+++ EXTRAIT À LIRE +++

Dans ces pratiques, la différenciation des structures est nécessaire ; elle
suppose d’autres types de regroupements que la classe, d’autres lieux
(bibliothèques, centres de documentation, foyers, etc.), d’autres animateurs qui
peuvent s’échanger les groupes d’élèves en fonction des besoins du moment :
lecture, orthographe, mécanismes opératoires…
Ces groupements différents peuvent provoquer de nouvelles interactions
sociales et des réactions constructives pour l’apprentissage demandé. Cette
différenciation suppose aussi des aménagements de l’emploi du temps pour mieux
respecter les rythmes de chacun en évitant de pénaliser ceux qui sont les plus
lents, simplement parce qu’ils doivent utiliser une stratégie d’apprentissage plus
complexe pour atteindre l’objectif fixé.
Mais de tels aménagements se heurtent souvent à la structure rigide de
l’institution. Au collège et au lycée, les cinquante-cinq minutes de cours restent le
modèle le plus fréquent : une durée trop longue pour un cours magistral dans
lequel certains auront décroché dès le premier quart d’heure, et souvent trop
courtes pour mettre en oeuvre une expérimentation ou un véritable travail de
groupes.

+++ DONNÉES FOURNIES +++

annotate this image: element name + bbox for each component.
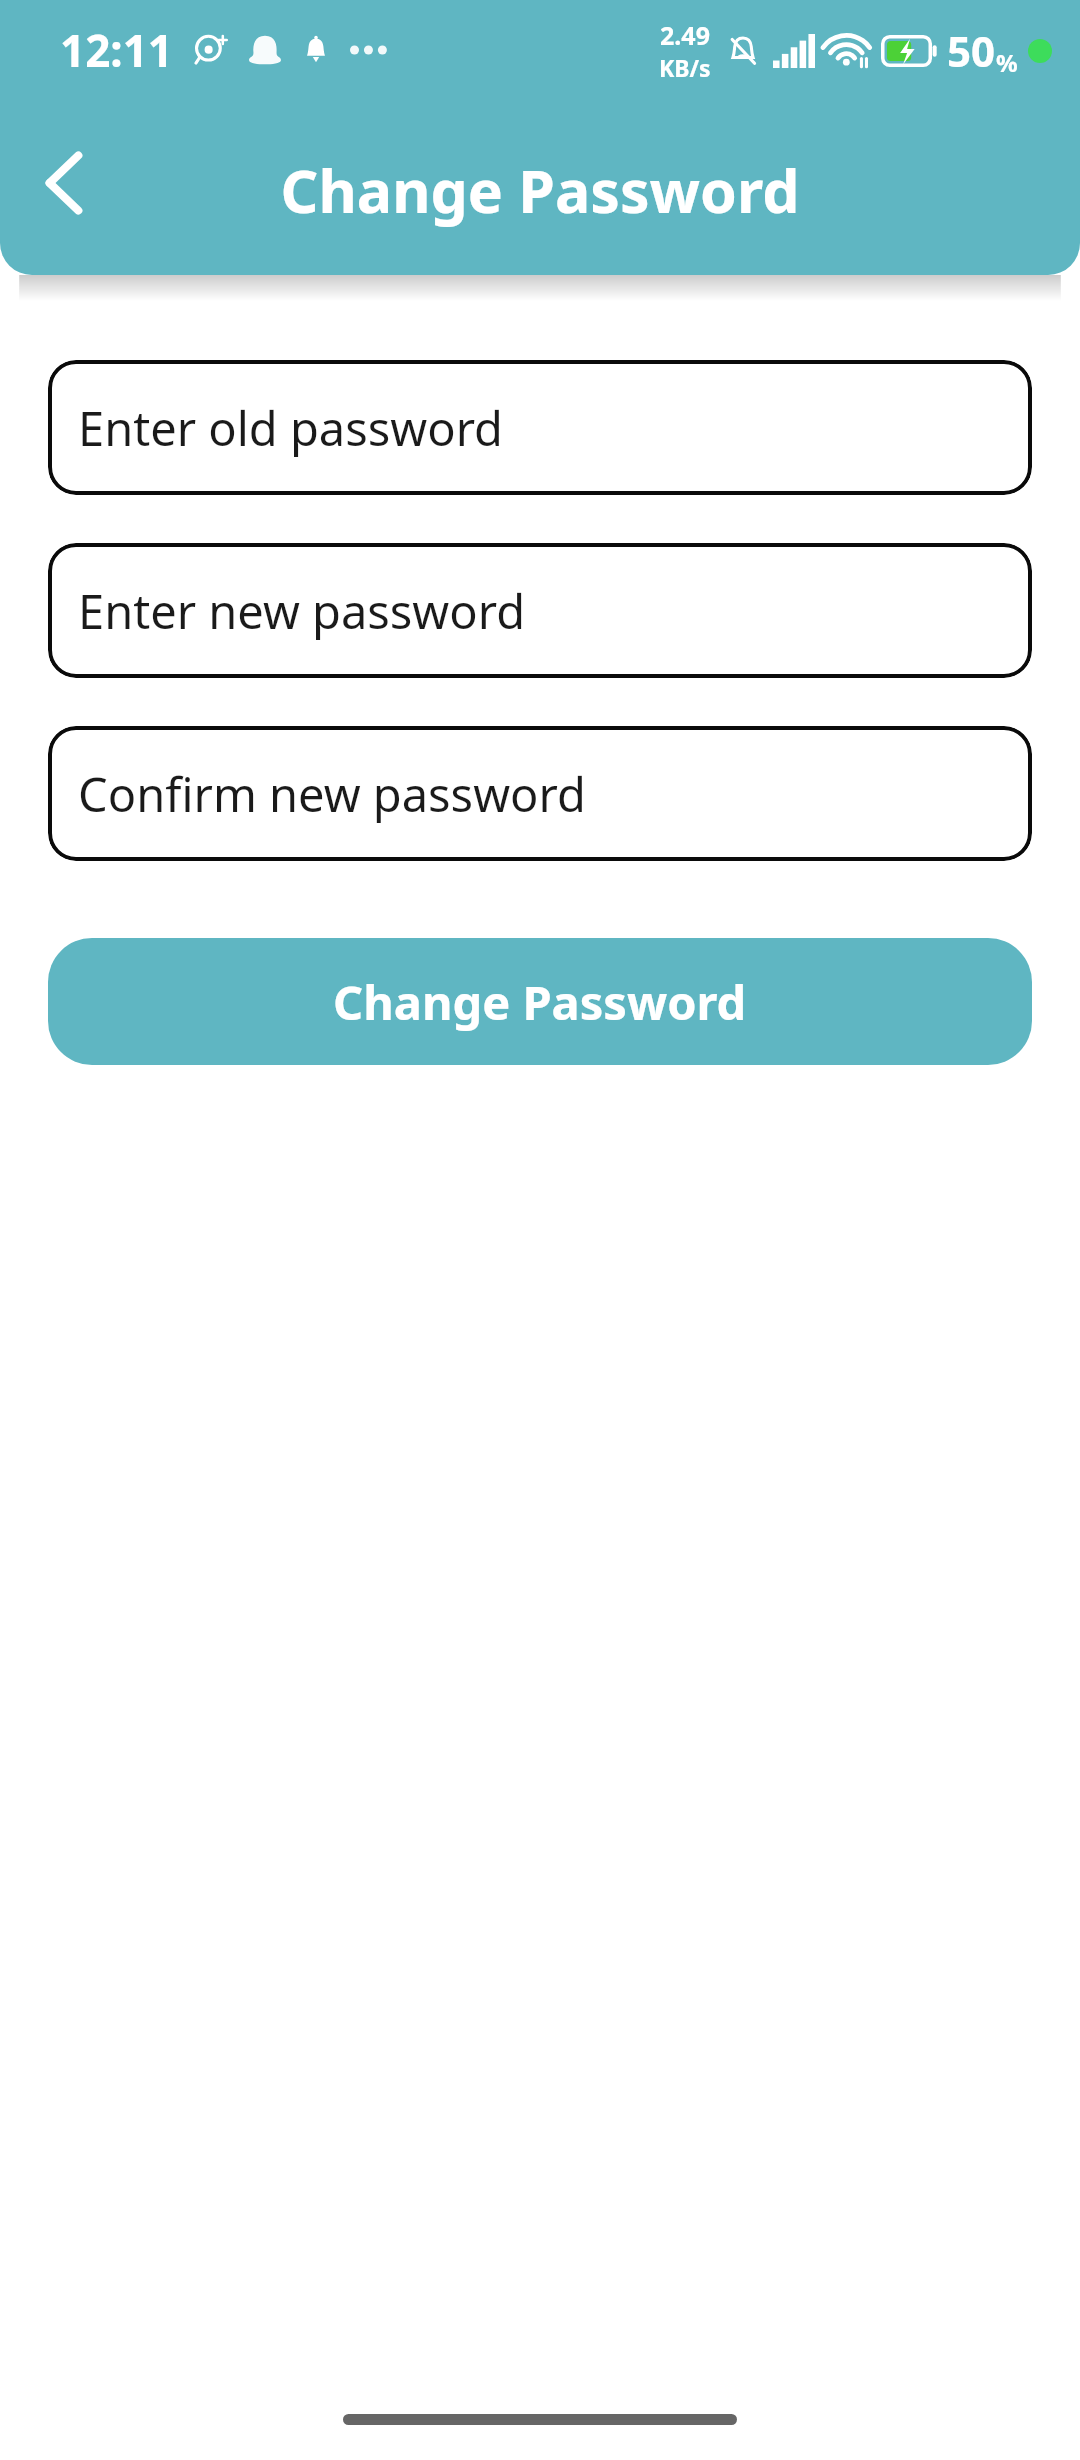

+++

### LISTE DES TÂCHES
1. Répondez aux questions suivantes d'après l'extrait sur la différenciation :
(a) Quels lieux autres que la classe l'extrait mentionne-t-il entre parenthèses ?
(b) Quelle durée de cours demeure le modèle le plus fréquent au collège et au lycée ?
(c) Selon l'extrait, à partir de quand certains élèves auront-ils décroché lors d'un cours magistral ?
2. Transcrivez sans aucune modification le passage de l'extrait sur la différenciation qui s'ouvre sur les mots « Dans ces pratiques, la » et se clôt sur « atteindre l’objectif fixé. ».

### RÉPONSES PAR TÂCHE
1.
(a) Les bibliothèques, les centres de documentation et les foyers.
(b) Cinquante-cinq minutes.
(c) Dès le premier quart d'heure.

2.
Dans ces pratiques, la différenciation des structures est nécessaire ; elle
suppose d’autres types de regroupements que la classe, d’autres lieux
(bibliothèques, centres de documentation, foyers, etc.), d’autres animateurs qui
peuvent s’échanger les groupes d’élèves en fonction des besoins du moment :
lecture, orthographe, mécanismes opératoires…
Ces groupements différents peuvent provoquer de nouvelles interactions
sociales et des réactions constructives pour l’apprentissage demandé. Cette
différenciation suppose aussi des aménagements de l’emploi du temps pour mieux
respecter les rythmes de chacun en évitant de pénaliser ceux qui sont les plus
lents, simplement parce qu’ils doivent utiliser une stratégie d’apprentissage plus
complexe pour atteindre l’objectif fixé.